(Beginning of Extracted information)
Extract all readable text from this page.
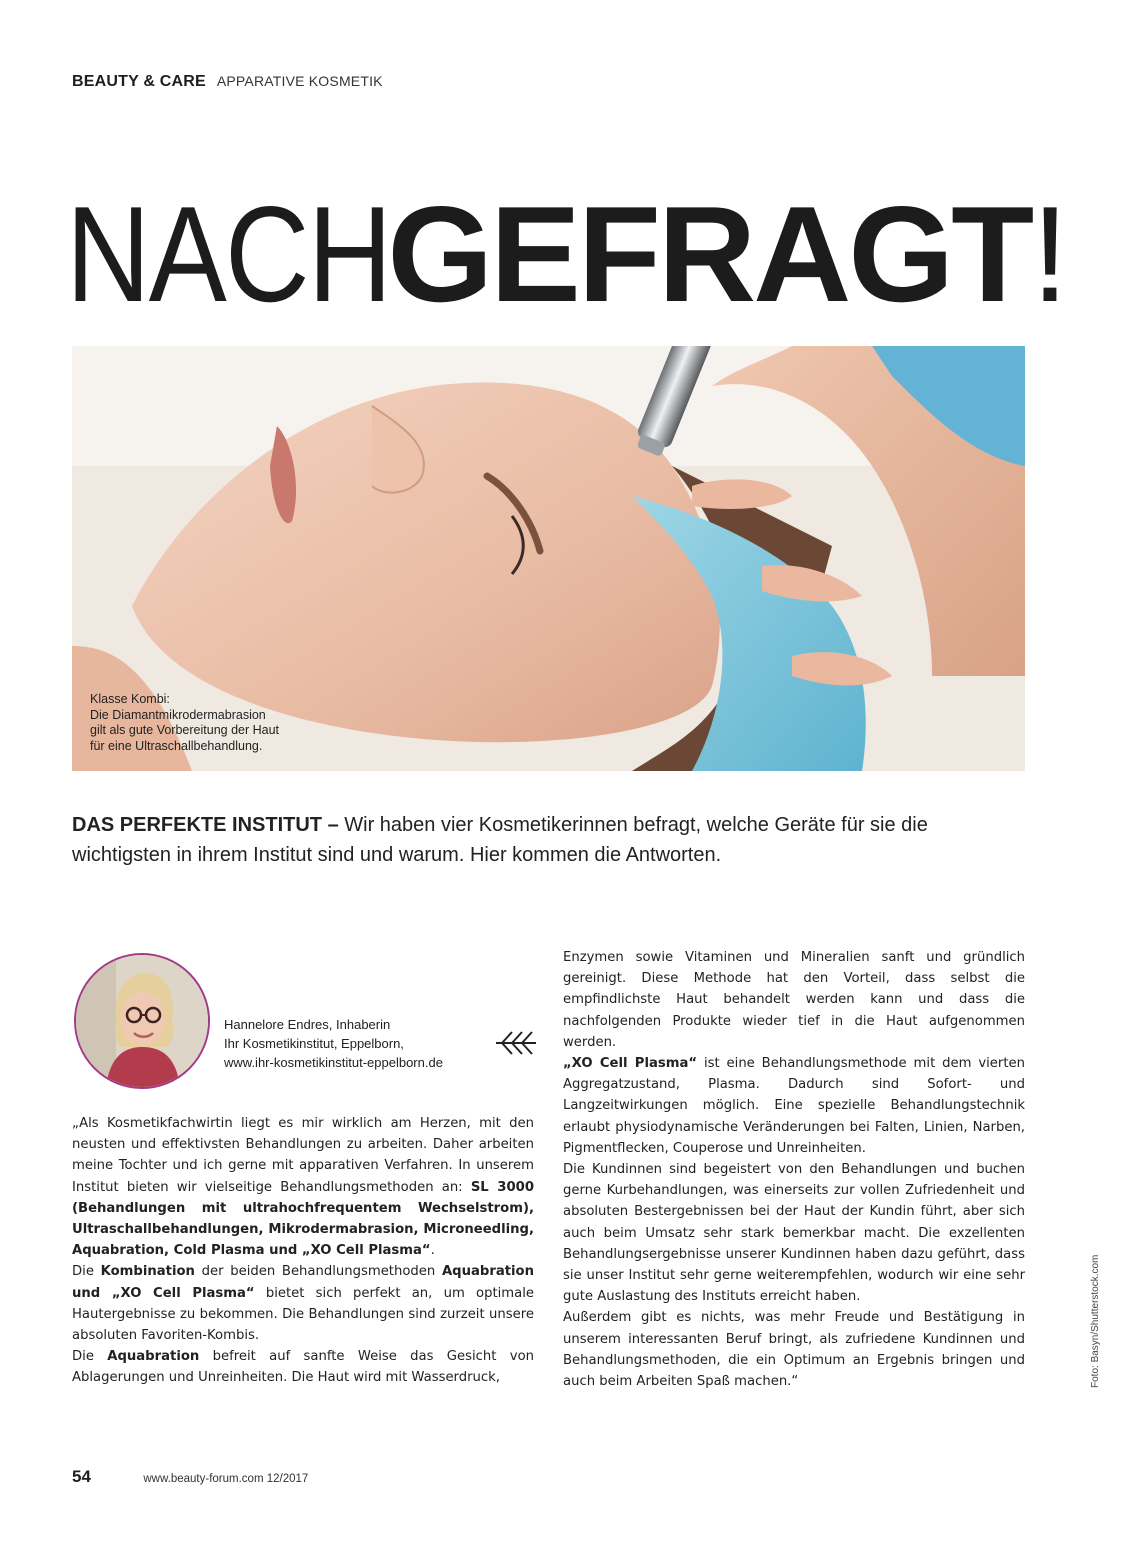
BEAUTY & CARE APPARATIVE KOSMETIK
NACHGEFRAGT!
Klasse Kombi:
Die Diamantmikrodermabrasion
gilt als gute Vorbereitung der Haut
für eine Ultraschallbehandlung.
DAS PERFEKTE INSTITUT – Wir haben vier Kosmetikerinnen befragt, welche Geräte für sie die wichtigsten in ihrem Institut sind und warum. Hier kommen die Antworten.
Hannelore Endres, Inhaberin
Ihr Kosmetikinstitut, Eppelborn,
www.ihr-kosmetikinstitut-eppelborn.de

„Als Kosmetikfachwirtin liegt es mir wirklich am Herzen, mit den neusten und effektivsten Behandlungen zu arbeiten. Daher arbeiten meine Tochter und ich gerne mit apparativen Verfahren. In unserem Institut bieten wir vielseitige Behandlungsmethoden an: SL 3000 (Behandlungen mit ultrahochfrequentem Wechselstrom), Ultraschallbehandlungen, Mikrodermabrasion, Microneedling, Aquabration, Cold Plasma und „XO Cell Plasma“.

Die Kombination der beiden Behandlungsmethoden Aquabration und „XO Cell Plasma“ bietet sich perfekt an, um optimale Hautergebnisse zu bekommen. Die Behandlungen sind zurzeit unsere absoluten Favoriten-Kombis.

Die Aquabration befreit auf sanfte Weise das Gesicht von Ablagerungen und Unreinheiten. Die Haut wird mit Wasserdruck,

Enzymen sowie Vitaminen und Mineralien sanft und gründlich gereinigt. Diese Methode hat den Vorteil, dass selbst die empfindlichste Haut behandelt werden kann und dass die nachfolgenden Produkte wieder tief in die Haut aufgenommen werden.

„XO Cell Plasma“ ist eine Behandlungsmethode mit dem vierten Aggregatzustand, Plasma. Dadurch sind Sofort- und Langzeitwirkungen möglich. Eine spezielle Behandlungstechnik erlaubt physiodynamische Veränderungen bei Falten, Linien, Narben, Pigmentflecken, Couperose und Unreinheiten.

Die Kundinnen sind begeistert von den Behandlungen und buchen gerne Kurbehandlungen, was einerseits zur vollen Zufriedenheit und absoluten Bestergebnissen bei der Haut der Kundin führt, aber sich auch beim Umsatz sehr stark bemerkbar macht. Die exzellenten Behandlungsergebnisse unserer Kundinnen haben dazu geführt, dass sie unser Institut sehr gerne weiterempfehlen, wodurch wir eine sehr gute Auslastung des Instituts erreicht haben.

Außerdem gibt es nichts, was mehr Freude und Bestätigung in unserem interessanten Beruf bringt, als zufriedene Kundinnen und Behandlungsmethoden, die ein Optimum an Ergebnis bringen und auch beim Arbeiten Spaß machen.“	Foto: Basyn/Shutterstock.com
54	www.beauty-forum.com 12/2017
(End of Extracted information)
▸ Task: Without copying any images, transcribe the records exactly as they stand.

▸ Solution:
Extract all readable text from this page.
BEAUTY & CARE APPARATIVE KOSMETIK
NACHGEFRAGT!
Klasse Kombi:
Die Diamantmikrodermabrasion
gilt als gute Vorbereitung der Haut
für eine Ultraschallbehandlung.
DAS PERFEKTE INSTITUT – Wir haben vier Kosmetikerinnen befragt, welche Geräte für sie die wichtigsten in ihrem Institut sind und warum. Hier kommen die Antworten.
Hannelore Endres, Inhaberin
Ihr Kosmetikinstitut, Eppelborn,
www.ihr-kosmetikinstitut-eppelborn.de

„Als Kosmetikfachwirtin liegt es mir wirklich am Herzen, mit den neusten und effektivsten Behandlungen zu arbeiten. Daher arbeiten meine Tochter und ich gerne mit apparativen Verfahren. In unserem Institut bieten wir vielseitige Behandlungsmethoden an: SL 3000 (Behandlungen mit ultrahochfrequentem Wechselstrom), Ultraschallbehandlungen, Mikrodermabrasion, Microneedling, Aquabration, Cold Plasma und „XO Cell Plasma“.

Die Kombination der beiden Behandlungsmethoden Aquabration und „XO Cell Plasma“ bietet sich perfekt an, um optimale Hautergebnisse zu bekommen. Die Behandlungen sind zurzeit unsere absoluten Favoriten-Kombis.

Die Aquabration befreit auf sanfte Weise das Gesicht von Ablagerungen und Unreinheiten. Die Haut wird mit Wasserdruck,

Enzymen sowie Vitaminen und Mineralien sanft und gründlich gereinigt. Diese Methode hat den Vorteil, dass selbst die empfindlichste Haut behandelt werden kann und dass die nachfolgenden Produkte wieder tief in die Haut aufgenommen werden.

„XO Cell Plasma“ ist eine Behandlungsmethode mit dem vierten Aggregatzustand, Plasma. Dadurch sind Sofort- und Langzeitwirkungen möglich. Eine spezielle Behandlungstechnik erlaubt physiodynamische Veränderungen bei Falten, Linien, Narben, Pigmentflecken, Couperose und Unreinheiten.

Die Kundinnen sind begeistert von den Behandlungen und buchen gerne Kurbehandlungen, was einerseits zur vollen Zufriedenheit und absoluten Bestergebnissen bei der Haut der Kundin führt, aber sich auch beim Umsatz sehr stark bemerkbar macht. Die exzellenten Behandlungsergebnisse unserer Kundinnen haben dazu geführt, dass sie unser Institut sehr gerne weiterempfehlen, wodurch wir eine sehr gute Auslastung des Instituts erreicht haben.

Außerdem gibt es nichts, was mehr Freude und Bestätigung in unserem interessanten Beruf bringt, als zufriedene Kundinnen und Behandlungsmethoden, die ein Optimum an Ergebnis bringen und auch beim Arbeiten Spaß machen.“	Foto: Basyn/Shutterstock.com
54	www.beauty-forum.com 12/2017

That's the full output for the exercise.